■ **Exercise goal**:
Locate the string "pastille" throughout the material and copy every line in which it occurs.

■ **Provided information**:
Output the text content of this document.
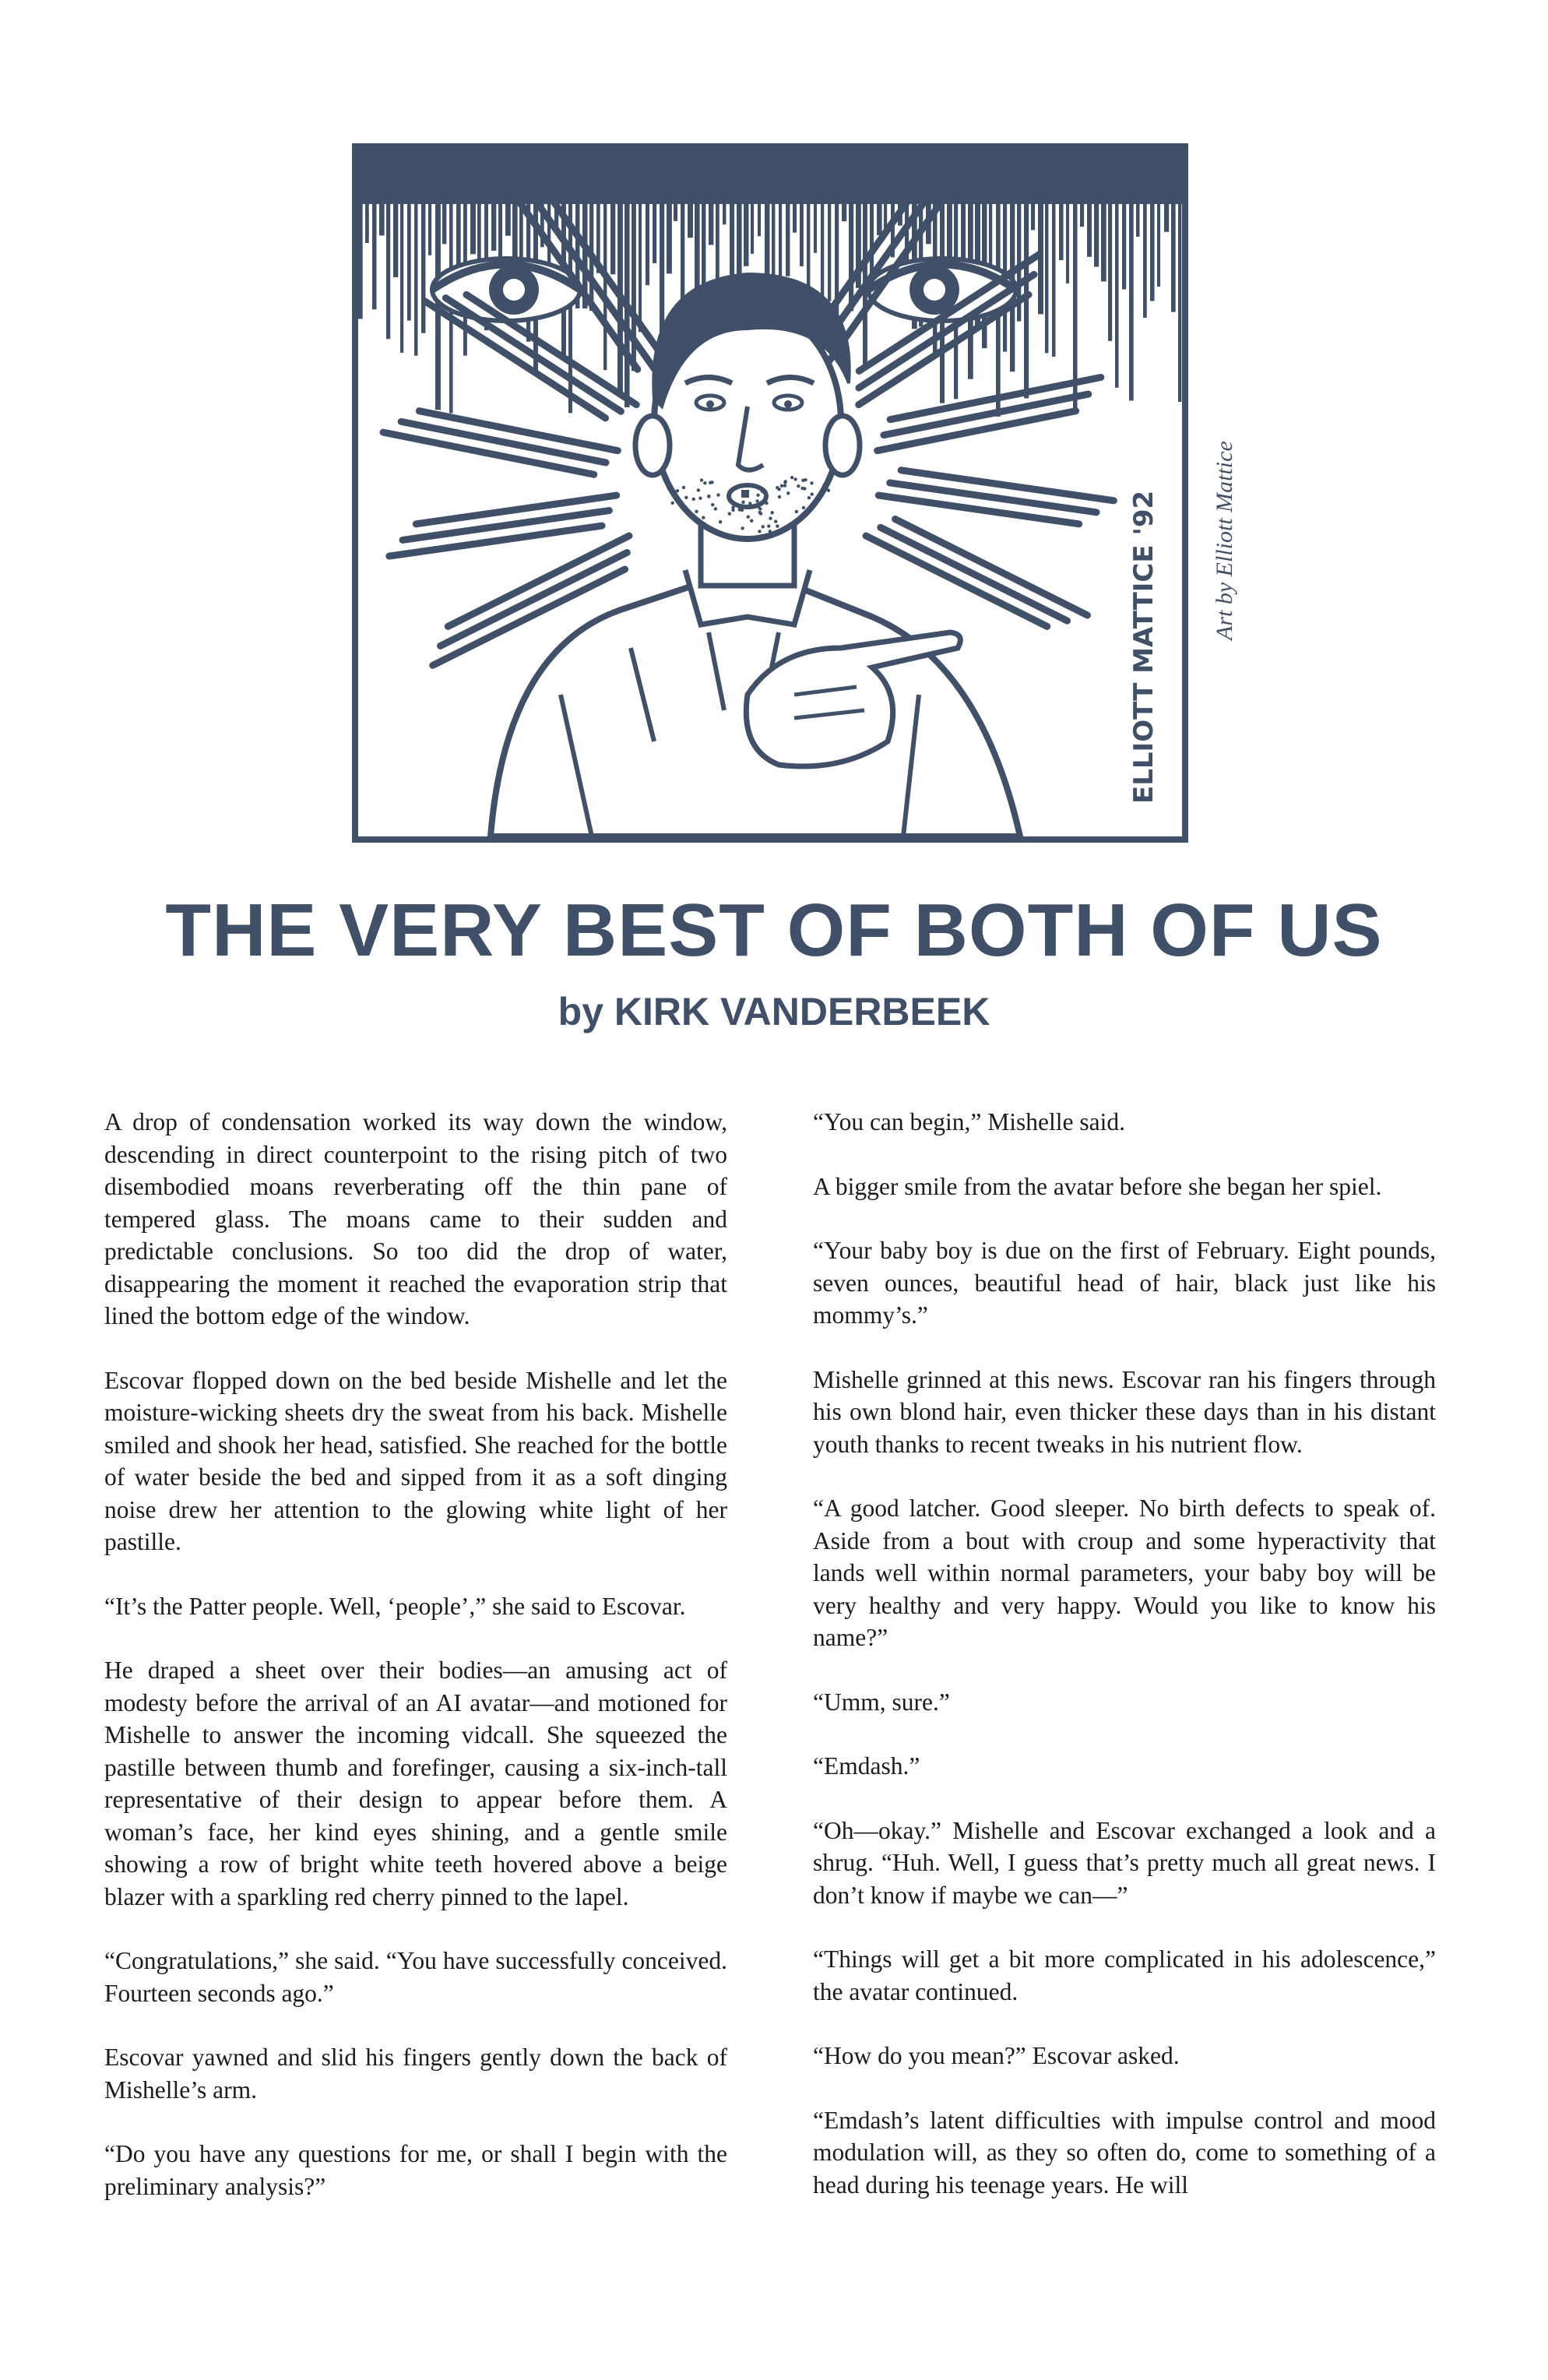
ELLIOTT MATTICE '92 Art by Elliott Mattice
THE VERY BEST OF BOTH OF US
by KIRK VANDERBEEK

A drop of condensation worked its way down the window, descending in direct counterpoint to the rising pitch of two disembodied moans reverberating off the thin pane of tempered glass. The moans came to their sudden and predictable conclusions. So too did the drop of water, disappearing the moment it reached the evaporation strip that lined the bottom edge of the window.

Escovar flopped down on the bed beside Mishelle and let the moisture-wicking sheets dry the sweat from his back. Mishelle smiled and shook her head, satisfied. She reached for the bottle of water beside the bed and sipped from it as a soft dinging noise drew her attention to the glowing white light of her pastille.

“It’s the Patter people. Well, ‘people’,” she said to Escovar.

He draped a sheet over their bodies—an amusing act of modesty before the arrival of an AI avatar—and motioned for Mishelle to answer the incoming vidcall. She squeezed the pastille between thumb and forefinger, causing a six-inch-tall representative of their design to appear before them. A woman’s face, her kind eyes shining, and a gentle smile showing a row of bright white teeth hovered above a beige blazer with a sparkling red cherry pinned to the lapel.

“Congratulations,” she said. “You have successfully conceived. Fourteen seconds ago.”

Escovar yawned and slid his fingers gently down the back of Mishelle’s arm.

“Do you have any questions for me, or shall I begin with the preliminary analysis?”

“You can begin,” Mishelle said.

A bigger smile from the avatar before she began her spiel.

“Your baby boy is due on the first of February. Eight pounds, seven ounces, beautiful head of hair, black just like his mommy’s.”

Mishelle grinned at this news. Escovar ran his fingers through his own blond hair, even thicker these days than in his distant youth thanks to recent tweaks in his nutrient flow.

“A good latcher. Good sleeper. No birth defects to speak of. Aside from a bout with croup and some hyperactivity that lands well within normal parameters, your baby boy will be very healthy and very happy. Would you like to know his name?”

“Umm, sure.”

“Emdash.”

“Oh—okay.” Mishelle and Escovar exchanged a look and a shrug. “Huh. Well, I guess that’s pretty much all great news. I don’t know if maybe we can—”

“Things will get a bit more complicated in his adolescence,” the avatar continued.

“How do you mean?” Escovar asked.

“Emdash’s latent difficulties with impulse control and mood modulation will, as they so often do, come to something of a head during his teenage years. He will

■ **Task response**:
Escovar flopped down on the bed beside Mishelle and let the moisture-wicking sheets dry the sweat from his back. Mishelle smiled and shook her head, satisfied. She reached for the bottle of water beside the bed and sipped from it as a soft dinging noise drew her attention to the glowing white light of her pastille.
He draped a sheet over their bodies—an amusing act of modesty before the arrival of an AI avatar—and motioned for Mishelle to answer the incoming vidcall. She squeezed the pastille between thumb and forefinger, causing a six-inch-tall representative of their design to appear before them. A woman’s face, her kind eyes shining, and a gentle smile showing a row of bright white teeth hovered above a beige blazer with a sparkling red cherry pinned to the lapel.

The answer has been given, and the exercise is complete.